YOUR TASK> Starting with the line that contains "Identify all the" and going on through the line that contains "data-point xyxy=(264,256,268,262)", format those lines as a Markdown table with the columns Index and Content, leaving out any blank lines.

GIVEN RECORDS>
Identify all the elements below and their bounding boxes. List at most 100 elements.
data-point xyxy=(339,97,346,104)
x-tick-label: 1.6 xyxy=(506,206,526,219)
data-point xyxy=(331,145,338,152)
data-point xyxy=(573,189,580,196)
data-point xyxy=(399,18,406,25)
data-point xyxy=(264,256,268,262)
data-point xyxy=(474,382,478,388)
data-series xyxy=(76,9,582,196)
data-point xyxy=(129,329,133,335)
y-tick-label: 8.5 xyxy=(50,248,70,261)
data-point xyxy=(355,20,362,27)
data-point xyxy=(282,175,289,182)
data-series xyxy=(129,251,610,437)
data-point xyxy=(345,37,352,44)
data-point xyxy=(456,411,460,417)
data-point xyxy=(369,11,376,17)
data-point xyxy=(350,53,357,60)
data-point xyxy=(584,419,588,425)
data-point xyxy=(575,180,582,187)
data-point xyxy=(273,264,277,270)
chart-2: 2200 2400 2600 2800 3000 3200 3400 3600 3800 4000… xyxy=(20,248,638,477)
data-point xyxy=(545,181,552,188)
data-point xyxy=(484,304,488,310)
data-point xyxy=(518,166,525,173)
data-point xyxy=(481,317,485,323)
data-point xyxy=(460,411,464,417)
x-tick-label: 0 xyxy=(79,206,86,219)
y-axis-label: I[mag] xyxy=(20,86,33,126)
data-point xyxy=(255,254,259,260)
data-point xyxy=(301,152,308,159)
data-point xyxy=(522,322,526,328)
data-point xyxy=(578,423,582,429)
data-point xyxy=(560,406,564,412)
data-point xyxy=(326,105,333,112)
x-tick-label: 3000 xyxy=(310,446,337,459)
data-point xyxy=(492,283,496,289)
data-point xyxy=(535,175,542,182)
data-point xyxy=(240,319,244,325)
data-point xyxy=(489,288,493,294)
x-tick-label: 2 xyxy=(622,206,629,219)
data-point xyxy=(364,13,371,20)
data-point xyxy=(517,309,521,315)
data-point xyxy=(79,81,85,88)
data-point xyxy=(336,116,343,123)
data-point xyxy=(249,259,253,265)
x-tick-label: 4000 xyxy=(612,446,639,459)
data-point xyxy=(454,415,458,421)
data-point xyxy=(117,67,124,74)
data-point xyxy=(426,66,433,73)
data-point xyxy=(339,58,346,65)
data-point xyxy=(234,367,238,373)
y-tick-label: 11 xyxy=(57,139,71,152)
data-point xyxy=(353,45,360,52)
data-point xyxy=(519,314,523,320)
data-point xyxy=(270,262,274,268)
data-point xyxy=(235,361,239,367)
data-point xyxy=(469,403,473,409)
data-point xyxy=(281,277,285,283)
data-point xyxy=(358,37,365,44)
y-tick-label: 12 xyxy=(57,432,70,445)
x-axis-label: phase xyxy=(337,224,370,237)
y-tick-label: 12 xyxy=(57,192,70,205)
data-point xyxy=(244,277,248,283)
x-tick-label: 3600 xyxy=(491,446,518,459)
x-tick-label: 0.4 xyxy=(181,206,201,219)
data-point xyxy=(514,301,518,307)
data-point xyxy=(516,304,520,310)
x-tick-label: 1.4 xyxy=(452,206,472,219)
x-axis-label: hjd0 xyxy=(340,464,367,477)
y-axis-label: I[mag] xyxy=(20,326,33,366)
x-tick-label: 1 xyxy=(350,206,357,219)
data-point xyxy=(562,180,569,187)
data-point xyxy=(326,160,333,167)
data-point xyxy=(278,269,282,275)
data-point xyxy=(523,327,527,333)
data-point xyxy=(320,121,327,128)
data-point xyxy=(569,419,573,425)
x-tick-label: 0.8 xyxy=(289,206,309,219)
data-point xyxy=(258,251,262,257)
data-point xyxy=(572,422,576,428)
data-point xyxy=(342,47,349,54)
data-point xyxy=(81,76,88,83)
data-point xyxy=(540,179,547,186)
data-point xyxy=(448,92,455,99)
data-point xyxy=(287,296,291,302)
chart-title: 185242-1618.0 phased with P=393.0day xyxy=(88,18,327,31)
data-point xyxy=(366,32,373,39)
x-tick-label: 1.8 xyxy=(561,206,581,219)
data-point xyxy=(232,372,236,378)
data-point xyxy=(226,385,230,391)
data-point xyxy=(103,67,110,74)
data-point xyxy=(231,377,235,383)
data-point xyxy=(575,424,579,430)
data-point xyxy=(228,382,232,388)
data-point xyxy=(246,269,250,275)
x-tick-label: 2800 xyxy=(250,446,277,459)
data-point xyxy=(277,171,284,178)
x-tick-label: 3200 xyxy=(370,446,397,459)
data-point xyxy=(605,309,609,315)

--

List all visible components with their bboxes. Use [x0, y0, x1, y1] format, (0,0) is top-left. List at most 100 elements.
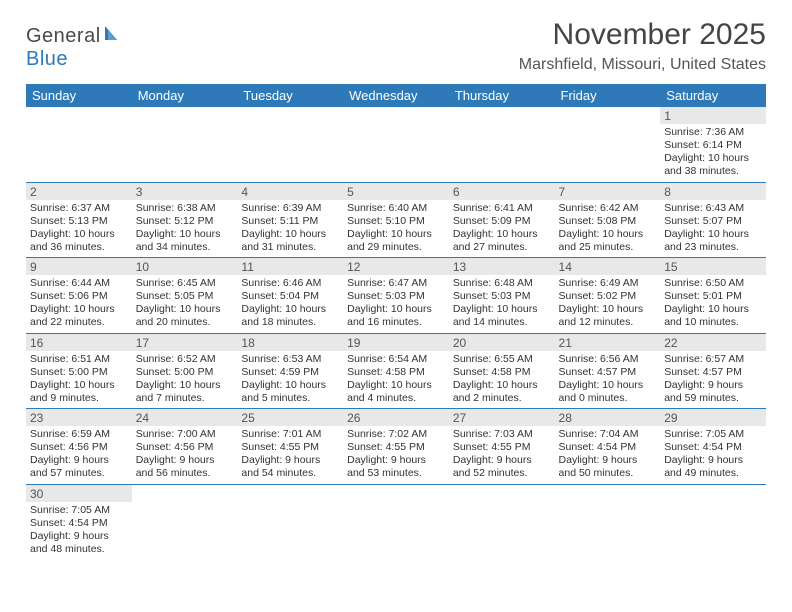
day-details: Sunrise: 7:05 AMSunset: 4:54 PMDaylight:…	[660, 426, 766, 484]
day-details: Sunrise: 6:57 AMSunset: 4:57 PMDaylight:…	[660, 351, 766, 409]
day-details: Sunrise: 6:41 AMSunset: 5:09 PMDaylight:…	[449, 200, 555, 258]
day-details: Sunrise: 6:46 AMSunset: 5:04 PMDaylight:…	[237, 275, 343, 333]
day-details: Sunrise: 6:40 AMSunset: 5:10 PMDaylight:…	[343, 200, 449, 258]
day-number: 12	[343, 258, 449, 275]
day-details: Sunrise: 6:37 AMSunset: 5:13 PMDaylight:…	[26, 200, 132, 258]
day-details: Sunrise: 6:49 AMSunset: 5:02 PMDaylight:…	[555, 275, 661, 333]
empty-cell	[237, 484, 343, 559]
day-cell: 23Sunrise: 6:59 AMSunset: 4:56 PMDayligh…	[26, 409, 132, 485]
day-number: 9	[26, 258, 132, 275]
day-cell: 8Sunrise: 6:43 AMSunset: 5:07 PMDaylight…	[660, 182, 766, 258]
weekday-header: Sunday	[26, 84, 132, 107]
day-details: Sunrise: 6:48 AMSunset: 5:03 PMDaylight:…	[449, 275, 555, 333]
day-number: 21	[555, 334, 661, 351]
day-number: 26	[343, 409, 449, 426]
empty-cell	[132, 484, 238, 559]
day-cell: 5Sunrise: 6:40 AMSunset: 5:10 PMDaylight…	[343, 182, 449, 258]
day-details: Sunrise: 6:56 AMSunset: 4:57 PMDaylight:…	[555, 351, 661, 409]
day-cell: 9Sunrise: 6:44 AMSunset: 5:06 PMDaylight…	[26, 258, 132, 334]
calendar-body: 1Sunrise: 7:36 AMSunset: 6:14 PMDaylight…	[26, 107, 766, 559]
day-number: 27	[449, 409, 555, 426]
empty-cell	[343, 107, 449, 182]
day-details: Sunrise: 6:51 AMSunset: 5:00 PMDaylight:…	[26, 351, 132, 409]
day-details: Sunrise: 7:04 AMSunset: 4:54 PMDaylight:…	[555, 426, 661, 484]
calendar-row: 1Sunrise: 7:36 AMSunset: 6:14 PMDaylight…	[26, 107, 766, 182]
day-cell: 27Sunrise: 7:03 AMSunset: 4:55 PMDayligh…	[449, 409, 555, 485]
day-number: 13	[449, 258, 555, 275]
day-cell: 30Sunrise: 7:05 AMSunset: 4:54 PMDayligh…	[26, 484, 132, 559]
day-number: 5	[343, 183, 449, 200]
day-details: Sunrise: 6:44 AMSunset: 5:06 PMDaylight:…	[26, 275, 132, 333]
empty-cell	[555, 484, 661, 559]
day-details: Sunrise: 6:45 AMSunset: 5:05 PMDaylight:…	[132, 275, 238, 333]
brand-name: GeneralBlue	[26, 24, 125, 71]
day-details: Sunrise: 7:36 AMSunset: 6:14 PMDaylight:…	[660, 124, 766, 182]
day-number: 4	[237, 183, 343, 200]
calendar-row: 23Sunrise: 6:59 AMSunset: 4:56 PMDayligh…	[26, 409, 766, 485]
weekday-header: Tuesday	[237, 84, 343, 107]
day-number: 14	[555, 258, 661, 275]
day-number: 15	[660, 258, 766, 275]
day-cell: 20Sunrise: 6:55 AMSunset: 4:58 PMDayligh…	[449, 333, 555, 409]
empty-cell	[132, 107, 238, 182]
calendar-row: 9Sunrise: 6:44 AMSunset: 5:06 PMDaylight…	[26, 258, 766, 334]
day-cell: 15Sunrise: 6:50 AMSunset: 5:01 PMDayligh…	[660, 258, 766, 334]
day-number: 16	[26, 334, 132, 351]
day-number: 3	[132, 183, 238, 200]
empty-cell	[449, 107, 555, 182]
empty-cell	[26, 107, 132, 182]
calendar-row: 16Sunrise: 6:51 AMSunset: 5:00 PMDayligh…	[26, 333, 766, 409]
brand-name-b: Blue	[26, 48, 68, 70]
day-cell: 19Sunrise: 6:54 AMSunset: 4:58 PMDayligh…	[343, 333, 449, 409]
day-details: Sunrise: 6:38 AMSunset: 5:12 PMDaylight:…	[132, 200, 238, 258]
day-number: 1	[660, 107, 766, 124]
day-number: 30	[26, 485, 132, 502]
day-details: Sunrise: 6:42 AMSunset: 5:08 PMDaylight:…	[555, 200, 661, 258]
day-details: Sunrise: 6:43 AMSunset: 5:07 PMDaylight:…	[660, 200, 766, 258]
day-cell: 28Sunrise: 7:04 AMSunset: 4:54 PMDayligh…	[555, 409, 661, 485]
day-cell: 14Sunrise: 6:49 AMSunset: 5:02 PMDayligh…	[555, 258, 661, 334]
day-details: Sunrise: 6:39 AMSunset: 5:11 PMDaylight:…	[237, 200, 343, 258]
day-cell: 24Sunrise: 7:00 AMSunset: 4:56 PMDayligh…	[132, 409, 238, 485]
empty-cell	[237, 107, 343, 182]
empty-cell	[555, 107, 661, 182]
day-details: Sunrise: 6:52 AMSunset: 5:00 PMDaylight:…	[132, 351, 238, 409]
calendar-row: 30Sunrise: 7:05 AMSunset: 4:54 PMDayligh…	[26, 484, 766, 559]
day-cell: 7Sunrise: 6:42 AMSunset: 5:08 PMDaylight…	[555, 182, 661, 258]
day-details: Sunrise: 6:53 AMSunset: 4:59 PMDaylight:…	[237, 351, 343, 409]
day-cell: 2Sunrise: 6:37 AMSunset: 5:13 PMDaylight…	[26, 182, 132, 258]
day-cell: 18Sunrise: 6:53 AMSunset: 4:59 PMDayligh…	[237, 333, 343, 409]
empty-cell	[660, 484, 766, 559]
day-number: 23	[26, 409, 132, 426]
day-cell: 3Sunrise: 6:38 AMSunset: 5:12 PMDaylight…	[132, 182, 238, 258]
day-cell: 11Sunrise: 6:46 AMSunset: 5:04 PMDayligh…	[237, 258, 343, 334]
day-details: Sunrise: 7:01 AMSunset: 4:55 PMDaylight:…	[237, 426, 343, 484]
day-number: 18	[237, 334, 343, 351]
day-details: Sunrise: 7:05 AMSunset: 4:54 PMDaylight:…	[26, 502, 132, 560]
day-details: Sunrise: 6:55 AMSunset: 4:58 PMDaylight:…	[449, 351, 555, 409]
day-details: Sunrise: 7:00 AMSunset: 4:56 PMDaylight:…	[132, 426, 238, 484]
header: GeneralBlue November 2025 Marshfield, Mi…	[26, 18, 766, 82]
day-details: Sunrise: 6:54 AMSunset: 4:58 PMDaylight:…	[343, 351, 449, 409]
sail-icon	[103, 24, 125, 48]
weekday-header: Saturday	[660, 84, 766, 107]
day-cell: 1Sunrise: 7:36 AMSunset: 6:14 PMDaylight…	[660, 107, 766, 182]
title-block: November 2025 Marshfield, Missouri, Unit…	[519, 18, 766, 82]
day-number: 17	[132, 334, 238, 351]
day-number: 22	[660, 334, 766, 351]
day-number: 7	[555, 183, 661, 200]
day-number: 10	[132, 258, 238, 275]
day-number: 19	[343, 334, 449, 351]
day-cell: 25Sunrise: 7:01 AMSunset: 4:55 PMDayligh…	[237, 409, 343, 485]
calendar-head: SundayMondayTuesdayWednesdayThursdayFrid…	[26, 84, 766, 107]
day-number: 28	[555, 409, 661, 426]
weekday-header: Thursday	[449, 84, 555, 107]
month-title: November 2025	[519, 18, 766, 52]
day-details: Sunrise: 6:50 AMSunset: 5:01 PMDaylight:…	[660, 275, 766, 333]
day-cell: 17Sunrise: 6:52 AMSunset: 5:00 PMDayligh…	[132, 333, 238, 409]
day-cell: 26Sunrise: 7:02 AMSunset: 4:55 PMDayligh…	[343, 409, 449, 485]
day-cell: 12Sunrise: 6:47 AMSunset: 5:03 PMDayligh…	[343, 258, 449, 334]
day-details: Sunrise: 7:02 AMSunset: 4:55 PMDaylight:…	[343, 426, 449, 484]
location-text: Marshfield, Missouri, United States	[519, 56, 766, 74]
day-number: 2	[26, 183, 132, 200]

...

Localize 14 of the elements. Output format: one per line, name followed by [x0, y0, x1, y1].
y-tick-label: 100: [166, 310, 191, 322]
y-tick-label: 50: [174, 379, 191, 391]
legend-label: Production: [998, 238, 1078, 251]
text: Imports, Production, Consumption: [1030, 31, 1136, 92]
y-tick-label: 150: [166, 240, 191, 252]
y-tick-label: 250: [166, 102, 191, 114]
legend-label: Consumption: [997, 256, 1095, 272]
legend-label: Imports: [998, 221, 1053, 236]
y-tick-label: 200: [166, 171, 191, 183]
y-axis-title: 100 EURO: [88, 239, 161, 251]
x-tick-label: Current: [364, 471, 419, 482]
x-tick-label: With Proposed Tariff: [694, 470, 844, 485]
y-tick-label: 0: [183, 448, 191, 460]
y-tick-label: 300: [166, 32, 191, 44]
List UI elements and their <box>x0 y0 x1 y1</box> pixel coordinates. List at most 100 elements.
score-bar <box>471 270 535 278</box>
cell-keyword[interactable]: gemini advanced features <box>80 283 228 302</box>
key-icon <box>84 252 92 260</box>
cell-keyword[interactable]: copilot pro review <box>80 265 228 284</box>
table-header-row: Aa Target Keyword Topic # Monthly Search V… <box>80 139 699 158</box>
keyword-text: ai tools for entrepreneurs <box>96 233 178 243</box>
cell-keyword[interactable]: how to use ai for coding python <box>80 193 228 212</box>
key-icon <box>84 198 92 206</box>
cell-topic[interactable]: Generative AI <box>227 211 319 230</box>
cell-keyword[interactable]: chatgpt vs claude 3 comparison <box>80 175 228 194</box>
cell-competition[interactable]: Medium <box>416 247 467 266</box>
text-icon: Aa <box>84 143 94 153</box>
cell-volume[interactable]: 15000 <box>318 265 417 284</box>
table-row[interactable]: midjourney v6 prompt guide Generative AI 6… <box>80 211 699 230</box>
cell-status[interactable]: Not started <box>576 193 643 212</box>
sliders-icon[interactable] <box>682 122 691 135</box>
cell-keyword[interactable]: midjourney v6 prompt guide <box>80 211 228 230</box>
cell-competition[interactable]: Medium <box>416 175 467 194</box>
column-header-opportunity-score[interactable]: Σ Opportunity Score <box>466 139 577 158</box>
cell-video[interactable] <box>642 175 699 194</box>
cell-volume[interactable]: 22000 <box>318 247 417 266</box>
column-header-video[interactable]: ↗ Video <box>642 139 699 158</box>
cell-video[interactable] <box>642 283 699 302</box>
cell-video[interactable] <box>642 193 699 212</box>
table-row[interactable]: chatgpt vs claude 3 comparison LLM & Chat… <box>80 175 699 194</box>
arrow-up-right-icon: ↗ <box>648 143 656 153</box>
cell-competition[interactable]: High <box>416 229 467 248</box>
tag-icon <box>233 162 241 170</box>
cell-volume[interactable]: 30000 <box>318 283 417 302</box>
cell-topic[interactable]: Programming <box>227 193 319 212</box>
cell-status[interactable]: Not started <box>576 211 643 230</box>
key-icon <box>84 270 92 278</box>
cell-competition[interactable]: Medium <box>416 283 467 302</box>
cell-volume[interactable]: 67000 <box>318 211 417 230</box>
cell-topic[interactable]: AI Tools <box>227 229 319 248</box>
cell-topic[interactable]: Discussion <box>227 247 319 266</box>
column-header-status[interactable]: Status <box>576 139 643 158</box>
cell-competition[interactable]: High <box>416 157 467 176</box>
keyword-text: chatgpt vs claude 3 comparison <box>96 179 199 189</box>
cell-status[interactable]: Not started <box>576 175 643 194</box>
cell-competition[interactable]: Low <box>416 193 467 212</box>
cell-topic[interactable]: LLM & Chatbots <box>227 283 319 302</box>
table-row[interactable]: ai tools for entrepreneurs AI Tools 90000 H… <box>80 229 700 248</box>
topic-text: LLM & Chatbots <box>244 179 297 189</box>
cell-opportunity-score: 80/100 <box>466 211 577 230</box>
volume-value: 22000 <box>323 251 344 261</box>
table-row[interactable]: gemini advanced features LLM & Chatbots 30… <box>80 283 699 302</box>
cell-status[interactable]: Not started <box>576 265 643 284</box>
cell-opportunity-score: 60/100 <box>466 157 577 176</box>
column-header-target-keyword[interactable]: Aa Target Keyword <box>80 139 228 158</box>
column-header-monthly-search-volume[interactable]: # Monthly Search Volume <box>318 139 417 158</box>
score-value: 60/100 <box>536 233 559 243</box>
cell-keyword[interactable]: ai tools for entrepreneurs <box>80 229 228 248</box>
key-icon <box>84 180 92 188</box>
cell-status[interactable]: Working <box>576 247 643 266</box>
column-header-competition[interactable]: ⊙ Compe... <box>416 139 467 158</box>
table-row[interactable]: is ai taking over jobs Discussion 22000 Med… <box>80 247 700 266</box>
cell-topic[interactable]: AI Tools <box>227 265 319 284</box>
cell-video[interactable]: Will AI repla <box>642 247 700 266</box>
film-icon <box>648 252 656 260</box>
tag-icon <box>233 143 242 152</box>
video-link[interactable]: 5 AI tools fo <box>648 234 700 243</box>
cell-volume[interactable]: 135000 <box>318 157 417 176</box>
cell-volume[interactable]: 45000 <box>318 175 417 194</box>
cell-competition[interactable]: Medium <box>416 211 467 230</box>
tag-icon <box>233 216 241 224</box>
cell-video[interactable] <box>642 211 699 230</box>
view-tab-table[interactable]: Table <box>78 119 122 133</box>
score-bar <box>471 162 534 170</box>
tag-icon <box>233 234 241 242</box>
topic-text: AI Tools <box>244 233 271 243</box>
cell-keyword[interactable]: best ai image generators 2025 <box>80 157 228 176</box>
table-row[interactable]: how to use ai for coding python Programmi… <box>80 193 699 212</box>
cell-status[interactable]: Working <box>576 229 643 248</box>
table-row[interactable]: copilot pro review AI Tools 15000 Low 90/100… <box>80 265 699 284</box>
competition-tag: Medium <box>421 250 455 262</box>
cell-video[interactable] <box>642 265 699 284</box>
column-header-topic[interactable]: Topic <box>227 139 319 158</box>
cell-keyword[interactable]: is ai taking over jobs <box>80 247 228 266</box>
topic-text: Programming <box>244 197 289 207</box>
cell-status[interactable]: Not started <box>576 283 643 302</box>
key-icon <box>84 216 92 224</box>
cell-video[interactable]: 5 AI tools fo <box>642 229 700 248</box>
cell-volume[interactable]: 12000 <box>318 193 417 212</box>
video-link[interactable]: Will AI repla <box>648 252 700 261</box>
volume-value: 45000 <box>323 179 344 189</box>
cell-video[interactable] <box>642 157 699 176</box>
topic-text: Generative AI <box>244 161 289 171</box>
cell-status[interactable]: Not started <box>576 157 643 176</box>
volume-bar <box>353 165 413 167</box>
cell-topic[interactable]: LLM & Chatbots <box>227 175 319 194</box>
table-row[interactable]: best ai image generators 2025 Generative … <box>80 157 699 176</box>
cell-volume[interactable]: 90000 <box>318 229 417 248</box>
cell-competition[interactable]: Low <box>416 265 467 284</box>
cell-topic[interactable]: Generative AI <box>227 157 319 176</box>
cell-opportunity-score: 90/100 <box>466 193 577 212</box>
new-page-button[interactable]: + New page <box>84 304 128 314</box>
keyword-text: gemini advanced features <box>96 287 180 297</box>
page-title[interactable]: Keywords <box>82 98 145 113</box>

SOLUTION TO THIS PROBLEM>
| Index | Content |
|---|---|
| 1 | Identify all the elements below and their bounding boxes. List at most 100 elements. |
| 2 | data-point xyxy=(339,97,346,104) |
| 3 | x-tick-label: 1.6 xyxy=(506,206,526,219) |
| 4 | data-point xyxy=(331,145,338,152) |
| 5 | data-point xyxy=(573,189,580,196) |
| 6 | data-point xyxy=(399,18,406,25) |
| 7 | data-point xyxy=(264,256,268,262) |